● **Task instructions**:
Return the listing below verbatim. Pictures do not belong in the copy.

• • • •

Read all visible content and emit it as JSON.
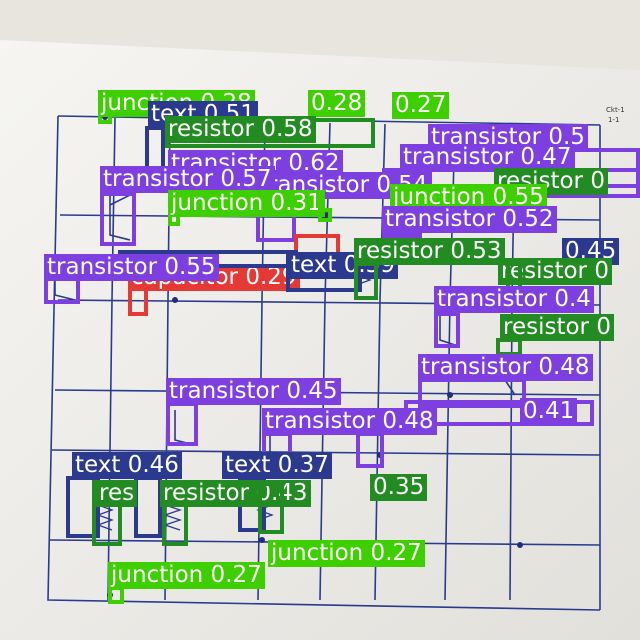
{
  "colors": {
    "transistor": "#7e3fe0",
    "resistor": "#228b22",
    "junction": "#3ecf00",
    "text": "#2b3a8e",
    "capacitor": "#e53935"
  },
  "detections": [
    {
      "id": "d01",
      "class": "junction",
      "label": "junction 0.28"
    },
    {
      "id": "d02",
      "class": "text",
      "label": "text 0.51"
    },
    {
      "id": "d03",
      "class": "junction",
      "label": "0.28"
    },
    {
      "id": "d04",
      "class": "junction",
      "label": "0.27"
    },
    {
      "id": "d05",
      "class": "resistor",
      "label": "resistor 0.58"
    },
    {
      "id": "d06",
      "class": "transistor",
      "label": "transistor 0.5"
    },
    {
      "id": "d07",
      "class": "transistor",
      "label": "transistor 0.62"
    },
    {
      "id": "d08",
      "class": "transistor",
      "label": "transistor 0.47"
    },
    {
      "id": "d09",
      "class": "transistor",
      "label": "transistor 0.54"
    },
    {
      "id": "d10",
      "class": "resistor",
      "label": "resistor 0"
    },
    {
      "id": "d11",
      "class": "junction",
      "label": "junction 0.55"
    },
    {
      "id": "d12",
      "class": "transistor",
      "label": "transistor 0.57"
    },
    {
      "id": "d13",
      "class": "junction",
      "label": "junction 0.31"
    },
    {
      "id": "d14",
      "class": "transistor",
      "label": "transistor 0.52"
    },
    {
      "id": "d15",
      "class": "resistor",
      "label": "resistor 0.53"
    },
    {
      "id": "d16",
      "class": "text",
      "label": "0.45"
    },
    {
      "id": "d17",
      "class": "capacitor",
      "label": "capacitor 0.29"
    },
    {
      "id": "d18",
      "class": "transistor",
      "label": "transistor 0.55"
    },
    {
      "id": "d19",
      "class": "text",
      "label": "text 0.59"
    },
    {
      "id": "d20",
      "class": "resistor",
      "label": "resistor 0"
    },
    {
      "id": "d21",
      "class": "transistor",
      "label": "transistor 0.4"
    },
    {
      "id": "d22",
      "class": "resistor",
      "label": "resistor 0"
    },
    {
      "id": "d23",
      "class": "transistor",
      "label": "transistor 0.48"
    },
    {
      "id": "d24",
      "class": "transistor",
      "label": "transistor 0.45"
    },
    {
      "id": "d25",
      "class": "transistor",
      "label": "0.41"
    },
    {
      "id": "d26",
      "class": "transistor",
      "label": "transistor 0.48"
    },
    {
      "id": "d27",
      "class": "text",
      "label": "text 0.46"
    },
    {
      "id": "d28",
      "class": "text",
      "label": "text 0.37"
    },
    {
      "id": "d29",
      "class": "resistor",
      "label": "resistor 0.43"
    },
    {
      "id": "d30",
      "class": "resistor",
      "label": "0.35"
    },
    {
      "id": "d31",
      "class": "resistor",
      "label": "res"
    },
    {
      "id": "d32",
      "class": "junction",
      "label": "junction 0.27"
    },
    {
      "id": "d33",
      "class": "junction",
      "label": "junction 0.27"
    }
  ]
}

• • • •

● **Complete output**:
Read all visible content and emit it as JSON.
{
  "colors": {
    "transistor": "#7e3fe0",
    "resistor": "#228b22",
    "junction": "#3ecf00",
    "text": "#2b3a8e",
    "capacitor": "#e53935"
  },
  "detections": [
    {
      "id": "d01",
      "class": "junction",
      "label": "junction 0.28"
    },
    {
      "id": "d02",
      "class": "text",
      "label": "text 0.51"
    },
    {
      "id": "d03",
      "class": "junction",
      "label": "0.28"
    },
    {
      "id": "d04",
      "class": "junction",
      "label": "0.27"
    },
    {
      "id": "d05",
      "class": "resistor",
      "label": "resistor 0.58"
    },
    {
      "id": "d06",
      "class": "transistor",
      "label": "transistor 0.5"
    },
    {
      "id": "d07",
      "class": "transistor",
      "label": "transistor 0.62"
    },
    {
      "id": "d08",
      "class": "transistor",
      "label": "transistor 0.47"
    },
    {
      "id": "d09",
      "class": "transistor",
      "label": "transistor 0.54"
    },
    {
      "id": "d10",
      "class": "resistor",
      "label": "resistor 0"
    },
    {
      "id": "d11",
      "class": "junction",
      "label": "junction 0.55"
    },
    {
      "id": "d12",
      "class": "transistor",
      "label": "transistor 0.57"
    },
    {
      "id": "d13",
      "class": "junction",
      "label": "junction 0.31"
    },
    {
      "id": "d14",
      "class": "transistor",
      "label": "transistor 0.52"
    },
    {
      "id": "d15",
      "class": "resistor",
      "label": "resistor 0.53"
    },
    {
      "id": "d16",
      "class": "text",
      "label": "0.45"
    },
    {
      "id": "d17",
      "class": "capacitor",
      "label": "capacitor 0.29"
    },
    {
      "id": "d18",
      "class": "transistor",
      "label": "transistor 0.55"
    },
    {
      "id": "d19",
      "class": "text",
      "label": "text 0.59"
    },
    {
      "id": "d20",
      "class": "resistor",
      "label": "resistor 0"
    },
    {
      "id": "d21",
      "class": "transistor",
      "label": "transistor 0.4"
    },
    {
      "id": "d22",
      "class": "resistor",
      "label": "resistor 0"
    },
    {
      "id": "d23",
      "class": "transistor",
      "label": "transistor 0.48"
    },
    {
      "id": "d24",
      "class": "transistor",
      "label": "transistor 0.45"
    },
    {
      "id": "d25",
      "class": "transistor",
      "label": "0.41"
    },
    {
      "id": "d26",
      "class": "transistor",
      "label": "transistor 0.48"
    },
    {
      "id": "d27",
      "class": "text",
      "label": "text 0.46"
    },
    {
      "id": "d28",
      "class": "text",
      "label": "text 0.37"
    },
    {
      "id": "d29",
      "class": "resistor",
      "label": "resistor 0.43"
    },
    {
      "id": "d30",
      "class": "resistor",
      "label": "0.35"
    },
    {
      "id": "d31",
      "class": "resistor",
      "label": "res"
    },
    {
      "id": "d32",
      "class": "junction",
      "label": "junction 0.27"
    },
    {
      "id": "d33",
      "class": "junction",
      "label": "junction 0.27"
    }
  ]
}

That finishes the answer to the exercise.